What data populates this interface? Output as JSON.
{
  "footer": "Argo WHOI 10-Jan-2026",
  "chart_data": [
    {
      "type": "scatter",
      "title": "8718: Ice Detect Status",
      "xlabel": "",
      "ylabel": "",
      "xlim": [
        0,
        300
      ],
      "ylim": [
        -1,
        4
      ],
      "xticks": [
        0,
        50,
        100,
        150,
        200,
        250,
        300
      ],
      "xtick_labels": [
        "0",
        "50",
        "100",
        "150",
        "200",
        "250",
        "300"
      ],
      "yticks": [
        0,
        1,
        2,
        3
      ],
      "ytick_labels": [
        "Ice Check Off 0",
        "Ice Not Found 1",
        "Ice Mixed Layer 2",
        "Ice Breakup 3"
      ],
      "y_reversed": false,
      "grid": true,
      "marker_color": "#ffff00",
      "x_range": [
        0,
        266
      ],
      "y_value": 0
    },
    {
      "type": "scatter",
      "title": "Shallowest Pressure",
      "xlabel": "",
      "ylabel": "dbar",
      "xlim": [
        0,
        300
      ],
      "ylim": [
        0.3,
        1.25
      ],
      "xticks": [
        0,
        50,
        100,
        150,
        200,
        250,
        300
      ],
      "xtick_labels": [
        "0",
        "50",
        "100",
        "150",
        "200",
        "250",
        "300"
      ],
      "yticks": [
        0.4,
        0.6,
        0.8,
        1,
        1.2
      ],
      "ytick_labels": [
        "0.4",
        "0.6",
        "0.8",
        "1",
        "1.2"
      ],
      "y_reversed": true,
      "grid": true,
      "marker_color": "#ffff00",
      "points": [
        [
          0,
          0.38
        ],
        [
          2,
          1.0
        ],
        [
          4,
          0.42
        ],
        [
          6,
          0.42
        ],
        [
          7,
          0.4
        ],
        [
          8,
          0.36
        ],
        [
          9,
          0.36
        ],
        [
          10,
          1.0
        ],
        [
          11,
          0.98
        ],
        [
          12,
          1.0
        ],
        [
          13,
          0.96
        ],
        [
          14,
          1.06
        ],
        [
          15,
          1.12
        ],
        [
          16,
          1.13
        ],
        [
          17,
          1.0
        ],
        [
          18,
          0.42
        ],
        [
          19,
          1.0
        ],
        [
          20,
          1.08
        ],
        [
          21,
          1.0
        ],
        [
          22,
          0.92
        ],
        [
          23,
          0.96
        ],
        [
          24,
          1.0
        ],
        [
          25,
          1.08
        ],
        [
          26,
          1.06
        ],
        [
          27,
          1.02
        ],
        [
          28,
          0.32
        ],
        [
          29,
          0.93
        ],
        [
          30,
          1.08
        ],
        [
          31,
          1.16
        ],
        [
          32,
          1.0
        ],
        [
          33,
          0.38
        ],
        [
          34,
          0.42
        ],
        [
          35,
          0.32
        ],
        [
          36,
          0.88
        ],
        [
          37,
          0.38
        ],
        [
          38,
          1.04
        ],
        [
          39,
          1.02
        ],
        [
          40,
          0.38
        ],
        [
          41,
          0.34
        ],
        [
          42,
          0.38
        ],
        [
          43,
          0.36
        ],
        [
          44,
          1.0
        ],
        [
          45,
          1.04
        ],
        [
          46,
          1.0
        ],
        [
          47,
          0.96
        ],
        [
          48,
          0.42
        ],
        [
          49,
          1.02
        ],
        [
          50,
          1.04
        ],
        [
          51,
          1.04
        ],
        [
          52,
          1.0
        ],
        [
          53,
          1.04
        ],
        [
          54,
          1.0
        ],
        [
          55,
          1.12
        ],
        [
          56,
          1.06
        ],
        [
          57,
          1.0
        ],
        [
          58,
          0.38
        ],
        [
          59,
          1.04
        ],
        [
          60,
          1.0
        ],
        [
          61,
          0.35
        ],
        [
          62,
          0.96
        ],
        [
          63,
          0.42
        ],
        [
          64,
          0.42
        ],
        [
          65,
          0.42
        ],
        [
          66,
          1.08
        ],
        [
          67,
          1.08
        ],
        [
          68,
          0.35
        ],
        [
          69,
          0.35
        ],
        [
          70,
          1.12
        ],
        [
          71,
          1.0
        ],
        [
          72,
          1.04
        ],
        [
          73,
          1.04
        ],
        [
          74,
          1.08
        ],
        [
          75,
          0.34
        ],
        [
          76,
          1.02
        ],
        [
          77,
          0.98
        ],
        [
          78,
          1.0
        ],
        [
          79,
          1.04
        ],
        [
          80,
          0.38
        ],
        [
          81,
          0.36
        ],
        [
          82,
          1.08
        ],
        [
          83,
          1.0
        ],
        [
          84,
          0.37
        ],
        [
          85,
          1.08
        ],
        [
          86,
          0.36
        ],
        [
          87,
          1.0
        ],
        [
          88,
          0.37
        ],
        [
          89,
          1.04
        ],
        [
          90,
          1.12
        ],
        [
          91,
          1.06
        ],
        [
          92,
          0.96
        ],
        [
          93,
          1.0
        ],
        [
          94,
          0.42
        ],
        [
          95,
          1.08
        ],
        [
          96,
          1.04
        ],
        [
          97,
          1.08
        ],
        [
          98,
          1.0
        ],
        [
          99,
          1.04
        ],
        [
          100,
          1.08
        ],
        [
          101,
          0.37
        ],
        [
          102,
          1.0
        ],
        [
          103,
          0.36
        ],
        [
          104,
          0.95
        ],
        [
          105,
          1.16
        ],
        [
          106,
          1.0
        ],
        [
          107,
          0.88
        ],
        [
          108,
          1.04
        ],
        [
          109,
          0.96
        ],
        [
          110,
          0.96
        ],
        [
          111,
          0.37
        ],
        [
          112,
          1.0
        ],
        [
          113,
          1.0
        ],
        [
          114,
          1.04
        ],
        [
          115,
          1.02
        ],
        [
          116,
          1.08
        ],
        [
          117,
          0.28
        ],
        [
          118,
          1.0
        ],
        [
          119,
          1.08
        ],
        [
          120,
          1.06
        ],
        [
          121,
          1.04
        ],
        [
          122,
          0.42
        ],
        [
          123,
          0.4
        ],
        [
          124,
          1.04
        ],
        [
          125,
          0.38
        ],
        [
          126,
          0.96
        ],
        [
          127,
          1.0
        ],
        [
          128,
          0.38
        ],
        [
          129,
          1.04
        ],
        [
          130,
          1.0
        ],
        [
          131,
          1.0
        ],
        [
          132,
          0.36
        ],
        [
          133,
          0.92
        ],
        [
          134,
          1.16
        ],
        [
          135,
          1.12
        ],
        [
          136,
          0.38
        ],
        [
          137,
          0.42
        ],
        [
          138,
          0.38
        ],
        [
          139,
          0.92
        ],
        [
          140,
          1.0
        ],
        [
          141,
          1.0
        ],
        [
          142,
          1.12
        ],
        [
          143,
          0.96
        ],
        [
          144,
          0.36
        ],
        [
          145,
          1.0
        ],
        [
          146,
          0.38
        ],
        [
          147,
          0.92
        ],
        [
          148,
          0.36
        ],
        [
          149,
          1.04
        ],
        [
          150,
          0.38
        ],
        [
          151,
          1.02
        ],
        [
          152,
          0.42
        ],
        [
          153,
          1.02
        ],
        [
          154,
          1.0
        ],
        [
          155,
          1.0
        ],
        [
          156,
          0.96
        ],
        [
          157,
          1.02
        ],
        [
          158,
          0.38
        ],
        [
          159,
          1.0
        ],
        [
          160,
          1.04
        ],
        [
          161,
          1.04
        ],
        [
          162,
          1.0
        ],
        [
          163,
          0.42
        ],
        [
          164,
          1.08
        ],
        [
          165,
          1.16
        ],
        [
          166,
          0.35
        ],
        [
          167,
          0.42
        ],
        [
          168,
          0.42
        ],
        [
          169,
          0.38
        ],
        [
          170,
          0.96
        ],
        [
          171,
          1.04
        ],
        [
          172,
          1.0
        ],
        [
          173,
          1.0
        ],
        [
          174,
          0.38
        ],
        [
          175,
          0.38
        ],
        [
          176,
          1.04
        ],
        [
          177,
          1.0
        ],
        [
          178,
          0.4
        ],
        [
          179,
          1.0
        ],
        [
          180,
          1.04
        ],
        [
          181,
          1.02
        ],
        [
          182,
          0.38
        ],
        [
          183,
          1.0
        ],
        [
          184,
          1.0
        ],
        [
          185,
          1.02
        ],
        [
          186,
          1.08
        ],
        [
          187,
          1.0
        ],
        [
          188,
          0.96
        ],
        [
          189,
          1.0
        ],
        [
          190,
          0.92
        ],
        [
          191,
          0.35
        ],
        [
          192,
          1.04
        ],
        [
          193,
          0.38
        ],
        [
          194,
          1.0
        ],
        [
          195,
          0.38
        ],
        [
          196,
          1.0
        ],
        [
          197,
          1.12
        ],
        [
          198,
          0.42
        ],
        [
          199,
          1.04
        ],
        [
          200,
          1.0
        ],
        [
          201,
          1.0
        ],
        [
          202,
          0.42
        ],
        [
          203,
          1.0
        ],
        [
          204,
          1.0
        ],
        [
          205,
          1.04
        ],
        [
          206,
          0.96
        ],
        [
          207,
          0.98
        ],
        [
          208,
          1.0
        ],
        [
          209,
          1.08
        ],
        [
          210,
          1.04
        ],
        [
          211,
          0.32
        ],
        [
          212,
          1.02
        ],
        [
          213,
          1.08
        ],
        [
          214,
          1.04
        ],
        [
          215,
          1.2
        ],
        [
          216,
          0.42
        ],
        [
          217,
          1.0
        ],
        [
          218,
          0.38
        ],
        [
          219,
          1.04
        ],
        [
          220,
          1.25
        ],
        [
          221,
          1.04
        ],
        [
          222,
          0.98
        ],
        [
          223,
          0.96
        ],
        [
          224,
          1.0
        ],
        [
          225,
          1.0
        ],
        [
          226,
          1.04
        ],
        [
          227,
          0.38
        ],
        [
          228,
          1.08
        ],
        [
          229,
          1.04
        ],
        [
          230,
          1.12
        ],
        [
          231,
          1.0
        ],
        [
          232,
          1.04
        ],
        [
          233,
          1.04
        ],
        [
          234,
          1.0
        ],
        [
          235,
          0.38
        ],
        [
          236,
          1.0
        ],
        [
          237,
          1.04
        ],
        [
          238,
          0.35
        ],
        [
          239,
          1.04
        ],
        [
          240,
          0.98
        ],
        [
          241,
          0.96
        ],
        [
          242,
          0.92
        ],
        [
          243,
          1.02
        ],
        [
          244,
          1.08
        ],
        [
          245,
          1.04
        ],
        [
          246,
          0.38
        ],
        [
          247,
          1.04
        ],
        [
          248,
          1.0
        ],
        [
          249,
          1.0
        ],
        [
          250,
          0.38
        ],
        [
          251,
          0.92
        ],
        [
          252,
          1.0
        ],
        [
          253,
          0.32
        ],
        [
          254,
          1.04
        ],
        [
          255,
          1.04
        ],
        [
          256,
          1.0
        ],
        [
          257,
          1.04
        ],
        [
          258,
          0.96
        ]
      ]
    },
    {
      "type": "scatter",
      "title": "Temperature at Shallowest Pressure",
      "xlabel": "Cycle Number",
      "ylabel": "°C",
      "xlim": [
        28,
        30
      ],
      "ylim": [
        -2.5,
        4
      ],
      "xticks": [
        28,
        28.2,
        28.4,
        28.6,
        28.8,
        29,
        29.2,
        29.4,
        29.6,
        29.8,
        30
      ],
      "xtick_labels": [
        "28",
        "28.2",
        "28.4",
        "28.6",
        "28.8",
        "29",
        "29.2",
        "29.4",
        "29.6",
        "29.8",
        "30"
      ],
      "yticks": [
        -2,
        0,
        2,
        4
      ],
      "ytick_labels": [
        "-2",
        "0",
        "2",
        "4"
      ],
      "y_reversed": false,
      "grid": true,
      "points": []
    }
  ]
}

The problem:
Look through the entries above for the word "title". Copy every line where it shows up.

Correct output:
      "title": "8718: Ice Detect Status",
      "title": "Shallowest Pressure",
      "title": "Temperature at Shallowest Pressure",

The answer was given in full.